Data listing
-.-.-

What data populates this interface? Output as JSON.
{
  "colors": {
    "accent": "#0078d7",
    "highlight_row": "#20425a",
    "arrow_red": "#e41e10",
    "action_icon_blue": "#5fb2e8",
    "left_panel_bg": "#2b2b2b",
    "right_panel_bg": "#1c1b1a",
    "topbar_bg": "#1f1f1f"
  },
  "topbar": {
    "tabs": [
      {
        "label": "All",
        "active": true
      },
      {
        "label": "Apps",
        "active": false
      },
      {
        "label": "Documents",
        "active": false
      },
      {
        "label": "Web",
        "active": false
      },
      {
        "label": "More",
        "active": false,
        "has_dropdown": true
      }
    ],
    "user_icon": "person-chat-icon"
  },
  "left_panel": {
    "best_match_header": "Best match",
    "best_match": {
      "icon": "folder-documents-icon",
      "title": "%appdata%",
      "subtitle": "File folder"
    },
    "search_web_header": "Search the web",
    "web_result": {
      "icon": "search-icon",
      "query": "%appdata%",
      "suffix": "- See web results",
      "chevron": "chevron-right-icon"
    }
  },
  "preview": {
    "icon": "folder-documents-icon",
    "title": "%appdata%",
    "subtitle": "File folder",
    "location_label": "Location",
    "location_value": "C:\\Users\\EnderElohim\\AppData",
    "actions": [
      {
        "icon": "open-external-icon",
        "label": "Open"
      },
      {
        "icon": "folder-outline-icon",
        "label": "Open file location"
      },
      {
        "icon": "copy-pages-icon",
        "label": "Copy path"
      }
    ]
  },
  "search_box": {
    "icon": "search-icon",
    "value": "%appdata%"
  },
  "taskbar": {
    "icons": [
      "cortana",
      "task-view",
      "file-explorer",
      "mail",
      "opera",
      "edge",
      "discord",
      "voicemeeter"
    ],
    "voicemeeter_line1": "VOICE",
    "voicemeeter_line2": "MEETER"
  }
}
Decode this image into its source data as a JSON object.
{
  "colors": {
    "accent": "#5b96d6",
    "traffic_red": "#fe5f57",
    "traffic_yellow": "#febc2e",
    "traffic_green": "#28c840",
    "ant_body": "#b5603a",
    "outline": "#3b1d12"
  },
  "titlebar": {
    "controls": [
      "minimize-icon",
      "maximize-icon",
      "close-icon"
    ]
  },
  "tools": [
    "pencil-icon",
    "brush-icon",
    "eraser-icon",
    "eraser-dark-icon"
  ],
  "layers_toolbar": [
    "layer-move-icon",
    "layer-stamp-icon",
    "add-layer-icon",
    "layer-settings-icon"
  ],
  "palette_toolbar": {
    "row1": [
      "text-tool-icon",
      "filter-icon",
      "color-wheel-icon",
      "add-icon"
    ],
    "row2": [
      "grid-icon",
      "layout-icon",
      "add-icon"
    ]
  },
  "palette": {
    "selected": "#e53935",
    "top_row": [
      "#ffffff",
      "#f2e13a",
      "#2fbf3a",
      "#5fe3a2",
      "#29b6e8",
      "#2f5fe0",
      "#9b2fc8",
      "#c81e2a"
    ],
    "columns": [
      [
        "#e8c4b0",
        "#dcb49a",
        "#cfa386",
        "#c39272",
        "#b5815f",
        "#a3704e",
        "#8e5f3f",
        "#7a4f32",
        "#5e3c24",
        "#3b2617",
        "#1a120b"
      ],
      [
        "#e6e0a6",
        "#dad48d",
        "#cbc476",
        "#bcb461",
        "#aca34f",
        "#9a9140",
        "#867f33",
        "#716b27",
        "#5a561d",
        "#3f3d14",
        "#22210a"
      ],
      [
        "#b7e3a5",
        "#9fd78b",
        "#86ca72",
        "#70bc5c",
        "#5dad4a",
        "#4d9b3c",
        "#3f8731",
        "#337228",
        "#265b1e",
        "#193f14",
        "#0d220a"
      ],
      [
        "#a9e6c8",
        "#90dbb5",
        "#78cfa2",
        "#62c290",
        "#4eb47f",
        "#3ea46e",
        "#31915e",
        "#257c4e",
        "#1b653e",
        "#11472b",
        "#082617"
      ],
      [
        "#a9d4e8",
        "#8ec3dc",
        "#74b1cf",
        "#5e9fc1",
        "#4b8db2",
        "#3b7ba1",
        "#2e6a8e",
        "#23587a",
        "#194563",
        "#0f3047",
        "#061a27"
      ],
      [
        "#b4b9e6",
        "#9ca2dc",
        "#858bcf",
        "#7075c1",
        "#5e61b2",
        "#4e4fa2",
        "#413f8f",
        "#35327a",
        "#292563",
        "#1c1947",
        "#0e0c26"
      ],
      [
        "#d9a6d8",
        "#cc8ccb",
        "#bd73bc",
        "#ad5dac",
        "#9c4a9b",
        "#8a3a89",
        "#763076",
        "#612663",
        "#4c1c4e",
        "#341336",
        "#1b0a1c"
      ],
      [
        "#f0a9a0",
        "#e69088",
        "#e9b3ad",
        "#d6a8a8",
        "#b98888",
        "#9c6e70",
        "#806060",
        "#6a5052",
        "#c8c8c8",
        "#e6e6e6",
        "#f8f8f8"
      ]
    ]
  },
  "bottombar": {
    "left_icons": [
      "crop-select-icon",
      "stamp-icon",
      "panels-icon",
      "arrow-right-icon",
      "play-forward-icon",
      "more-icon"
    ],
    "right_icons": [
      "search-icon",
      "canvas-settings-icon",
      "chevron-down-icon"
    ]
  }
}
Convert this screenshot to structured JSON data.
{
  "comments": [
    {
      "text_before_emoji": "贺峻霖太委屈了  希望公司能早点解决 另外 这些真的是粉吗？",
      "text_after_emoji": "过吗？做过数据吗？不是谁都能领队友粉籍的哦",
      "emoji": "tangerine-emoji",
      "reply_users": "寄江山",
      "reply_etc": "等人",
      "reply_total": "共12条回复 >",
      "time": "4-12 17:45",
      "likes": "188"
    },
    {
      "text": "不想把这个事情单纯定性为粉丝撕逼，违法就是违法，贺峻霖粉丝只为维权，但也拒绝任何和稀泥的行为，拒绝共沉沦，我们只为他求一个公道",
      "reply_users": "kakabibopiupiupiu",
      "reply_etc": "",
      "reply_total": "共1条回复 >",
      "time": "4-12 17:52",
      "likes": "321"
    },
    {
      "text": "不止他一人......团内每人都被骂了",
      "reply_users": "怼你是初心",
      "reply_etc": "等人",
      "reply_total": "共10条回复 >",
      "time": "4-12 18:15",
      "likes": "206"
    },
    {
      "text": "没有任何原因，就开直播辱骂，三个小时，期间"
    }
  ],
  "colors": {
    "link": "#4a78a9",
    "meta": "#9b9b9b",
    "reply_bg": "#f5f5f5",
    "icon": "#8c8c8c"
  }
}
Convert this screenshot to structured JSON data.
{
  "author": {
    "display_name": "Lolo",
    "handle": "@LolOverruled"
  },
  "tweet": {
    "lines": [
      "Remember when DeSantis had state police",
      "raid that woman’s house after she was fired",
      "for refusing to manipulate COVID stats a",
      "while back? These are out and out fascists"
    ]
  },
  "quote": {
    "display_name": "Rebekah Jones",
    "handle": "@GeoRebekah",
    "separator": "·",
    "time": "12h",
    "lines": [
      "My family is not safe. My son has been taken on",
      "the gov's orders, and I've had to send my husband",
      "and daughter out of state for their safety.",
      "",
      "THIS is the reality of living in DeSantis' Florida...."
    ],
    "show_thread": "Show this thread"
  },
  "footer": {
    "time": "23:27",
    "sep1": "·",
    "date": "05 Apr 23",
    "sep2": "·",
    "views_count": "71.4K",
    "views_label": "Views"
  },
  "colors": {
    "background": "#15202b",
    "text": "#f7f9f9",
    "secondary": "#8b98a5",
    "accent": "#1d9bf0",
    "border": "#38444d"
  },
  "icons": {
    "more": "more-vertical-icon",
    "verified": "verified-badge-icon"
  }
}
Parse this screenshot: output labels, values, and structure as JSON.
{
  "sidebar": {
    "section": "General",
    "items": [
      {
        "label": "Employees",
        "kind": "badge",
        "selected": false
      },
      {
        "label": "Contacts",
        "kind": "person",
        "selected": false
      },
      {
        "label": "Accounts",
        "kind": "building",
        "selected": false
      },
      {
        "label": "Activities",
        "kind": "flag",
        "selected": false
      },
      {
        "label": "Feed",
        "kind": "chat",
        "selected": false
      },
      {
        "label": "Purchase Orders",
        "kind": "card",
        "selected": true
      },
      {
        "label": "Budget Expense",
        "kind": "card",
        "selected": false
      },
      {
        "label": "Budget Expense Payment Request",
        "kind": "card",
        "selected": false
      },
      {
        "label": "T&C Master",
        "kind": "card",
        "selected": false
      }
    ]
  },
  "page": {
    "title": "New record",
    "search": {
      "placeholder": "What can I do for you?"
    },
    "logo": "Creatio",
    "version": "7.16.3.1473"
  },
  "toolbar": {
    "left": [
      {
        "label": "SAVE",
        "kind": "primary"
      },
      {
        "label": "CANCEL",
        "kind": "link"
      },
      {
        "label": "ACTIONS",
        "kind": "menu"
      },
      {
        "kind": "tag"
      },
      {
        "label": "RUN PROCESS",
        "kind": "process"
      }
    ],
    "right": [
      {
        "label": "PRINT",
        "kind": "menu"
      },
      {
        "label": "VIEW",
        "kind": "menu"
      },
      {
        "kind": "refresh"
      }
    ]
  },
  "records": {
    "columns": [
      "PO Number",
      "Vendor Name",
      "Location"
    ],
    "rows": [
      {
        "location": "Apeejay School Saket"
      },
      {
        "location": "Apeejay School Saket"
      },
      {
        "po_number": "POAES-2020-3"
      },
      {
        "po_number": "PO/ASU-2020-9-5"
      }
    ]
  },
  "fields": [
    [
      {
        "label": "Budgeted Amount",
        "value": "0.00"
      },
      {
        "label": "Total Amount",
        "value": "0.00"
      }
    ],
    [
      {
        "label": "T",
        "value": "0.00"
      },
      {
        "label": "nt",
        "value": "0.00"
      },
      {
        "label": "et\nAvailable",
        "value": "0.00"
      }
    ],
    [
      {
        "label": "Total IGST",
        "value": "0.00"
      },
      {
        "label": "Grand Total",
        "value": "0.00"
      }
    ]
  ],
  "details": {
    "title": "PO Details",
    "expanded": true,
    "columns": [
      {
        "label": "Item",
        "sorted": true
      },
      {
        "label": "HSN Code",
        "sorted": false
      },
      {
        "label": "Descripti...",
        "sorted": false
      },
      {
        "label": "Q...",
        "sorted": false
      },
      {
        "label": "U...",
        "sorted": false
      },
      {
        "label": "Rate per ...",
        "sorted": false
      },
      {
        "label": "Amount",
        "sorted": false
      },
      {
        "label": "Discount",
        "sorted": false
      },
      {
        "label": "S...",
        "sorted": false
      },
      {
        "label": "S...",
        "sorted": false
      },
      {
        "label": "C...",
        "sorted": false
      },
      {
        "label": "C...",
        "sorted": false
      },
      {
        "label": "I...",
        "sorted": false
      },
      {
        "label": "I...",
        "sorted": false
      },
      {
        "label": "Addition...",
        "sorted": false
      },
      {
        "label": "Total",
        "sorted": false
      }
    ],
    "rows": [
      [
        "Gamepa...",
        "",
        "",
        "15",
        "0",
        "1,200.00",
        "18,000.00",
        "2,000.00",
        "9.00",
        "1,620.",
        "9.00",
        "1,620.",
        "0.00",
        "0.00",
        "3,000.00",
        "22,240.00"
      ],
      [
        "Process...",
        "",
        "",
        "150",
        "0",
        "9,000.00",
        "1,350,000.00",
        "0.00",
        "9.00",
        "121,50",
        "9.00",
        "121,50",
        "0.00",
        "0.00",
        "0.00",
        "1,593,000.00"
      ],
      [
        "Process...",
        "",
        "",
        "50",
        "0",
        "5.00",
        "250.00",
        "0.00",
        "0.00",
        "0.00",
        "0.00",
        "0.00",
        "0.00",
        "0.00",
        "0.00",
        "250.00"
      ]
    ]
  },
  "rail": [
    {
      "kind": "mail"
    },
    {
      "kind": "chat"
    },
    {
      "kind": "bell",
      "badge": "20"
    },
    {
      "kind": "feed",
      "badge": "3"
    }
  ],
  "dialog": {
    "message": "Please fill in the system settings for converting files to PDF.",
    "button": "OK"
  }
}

-.-.-

Task to complete> Scan the data above; copy every line where "Expense" appears.

Result of this task>
        "label": "Budget Expense",
        "label": "Budget Expense Payment Request",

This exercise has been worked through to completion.